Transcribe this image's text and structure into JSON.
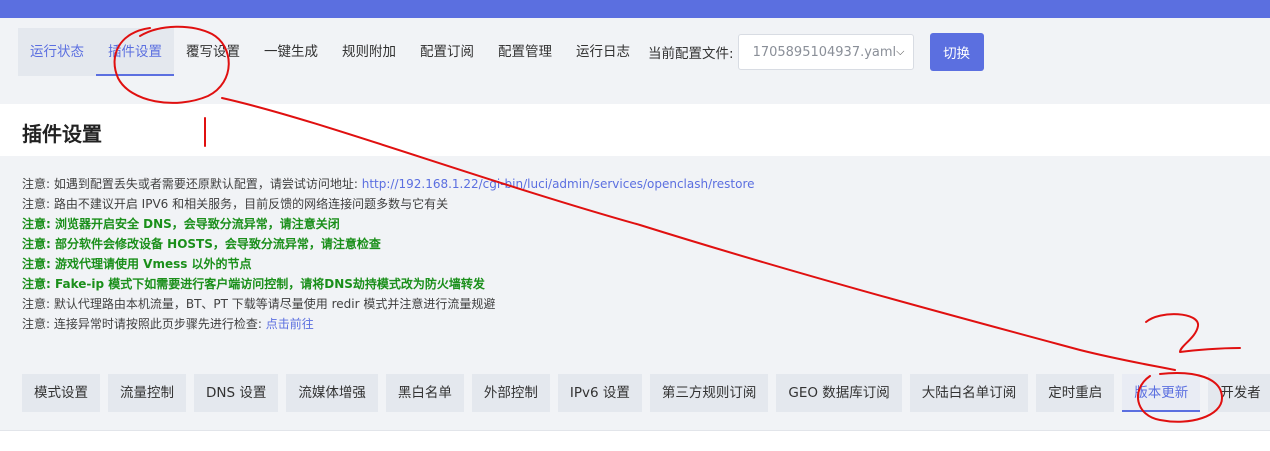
{
  "nav": {
    "tabs": [
      {
        "label": "运行状态"
      },
      {
        "label": "插件设置"
      },
      {
        "label": "覆写设置"
      },
      {
        "label": "一键生成"
      },
      {
        "label": "规则附加"
      },
      {
        "label": "配置订阅"
      },
      {
        "label": "配置管理"
      },
      {
        "label": "运行日志"
      }
    ],
    "config_label": "当前配置文件:",
    "config_value": "1705895104937.yaml",
    "switch_label": "切换"
  },
  "page": {
    "title": "插件设置"
  },
  "notes": [
    {
      "text": "注意: 如遇到配置丢失或者需要还原默认配置，请尝试访问地址: ",
      "link": "http://192.168.1.22/cgi-bin/luci/admin/services/openclash/restore"
    },
    {
      "text": "注意: 路由不建议开启 IPV6 和相关服务，目前反馈的网络连接问题多数与它有关"
    },
    {
      "text": "注意: 浏览器开启安全 DNS，会导致分流异常，请注意关闭"
    },
    {
      "text": "注意: 部分软件会修改设备 HOSTS，会导致分流异常，请注意检查"
    },
    {
      "text": "注意: 游戏代理请使用 Vmess 以外的节点"
    },
    {
      "text": "注意: Fake-ip 模式下如需要进行客户端访问控制，请将DNS劫持模式改为防火墙转发"
    },
    {
      "text": "注意: 默认代理路由本机流量，BT、PT 下载等请尽量使用 redir 模式并注意进行流量规避"
    },
    {
      "text": "注意: 连接异常时请按照此页步骤先进行检查: ",
      "link": "点击前往"
    }
  ],
  "subtabs": [
    {
      "label": "模式设置"
    },
    {
      "label": "流量控制"
    },
    {
      "label": "DNS 设置"
    },
    {
      "label": "流媒体增强"
    },
    {
      "label": "黑白名单"
    },
    {
      "label": "外部控制"
    },
    {
      "label": "IPv6 设置"
    },
    {
      "label": "第三方规则订阅"
    },
    {
      "label": "GEO 数据库订阅"
    },
    {
      "label": "大陆白名单订阅"
    },
    {
      "label": "定时重启"
    },
    {
      "label": "版本更新"
    },
    {
      "label": "开发者"
    }
  ],
  "colors": {
    "accent": "#5b6fe0",
    "note_green": "#1a8f1a",
    "annotation_red": "#e01010"
  }
}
-- -- --
Challenge:
Restate the whole listing above exactly, please, omitting every image.

Written solution:
Transcribe this image's text and structure into JSON.
{
  "nav": {
    "tabs": [
      {
        "label": "运行状态"
      },
      {
        "label": "插件设置"
      },
      {
        "label": "覆写设置"
      },
      {
        "label": "一键生成"
      },
      {
        "label": "规则附加"
      },
      {
        "label": "配置订阅"
      },
      {
        "label": "配置管理"
      },
      {
        "label": "运行日志"
      }
    ],
    "config_label": "当前配置文件:",
    "config_value": "1705895104937.yaml",
    "switch_label": "切换"
  },
  "page": {
    "title": "插件设置"
  },
  "notes": [
    {
      "text": "注意: 如遇到配置丢失或者需要还原默认配置，请尝试访问地址: ",
      "link": "http://192.168.1.22/cgi-bin/luci/admin/services/openclash/restore"
    },
    {
      "text": "注意: 路由不建议开启 IPV6 和相关服务，目前反馈的网络连接问题多数与它有关"
    },
    {
      "text": "注意: 浏览器开启安全 DNS，会导致分流异常，请注意关闭"
    },
    {
      "text": "注意: 部分软件会修改设备 HOSTS，会导致分流异常，请注意检查"
    },
    {
      "text": "注意: 游戏代理请使用 Vmess 以外的节点"
    },
    {
      "text": "注意: Fake-ip 模式下如需要进行客户端访问控制，请将DNS劫持模式改为防火墙转发"
    },
    {
      "text": "注意: 默认代理路由本机流量，BT、PT 下载等请尽量使用 redir 模式并注意进行流量规避"
    },
    {
      "text": "注意: 连接异常时请按照此页步骤先进行检查: ",
      "link": "点击前往"
    }
  ],
  "subtabs": [
    {
      "label": "模式设置"
    },
    {
      "label": "流量控制"
    },
    {
      "label": "DNS 设置"
    },
    {
      "label": "流媒体增强"
    },
    {
      "label": "黑白名单"
    },
    {
      "label": "外部控制"
    },
    {
      "label": "IPv6 设置"
    },
    {
      "label": "第三方规则订阅"
    },
    {
      "label": "GEO 数据库订阅"
    },
    {
      "label": "大陆白名单订阅"
    },
    {
      "label": "定时重启"
    },
    {
      "label": "版本更新"
    },
    {
      "label": "开发者"
    }
  ],
  "colors": {
    "accent": "#5b6fe0",
    "note_green": "#1a8f1a",
    "annotation_red": "#e01010"
  }
}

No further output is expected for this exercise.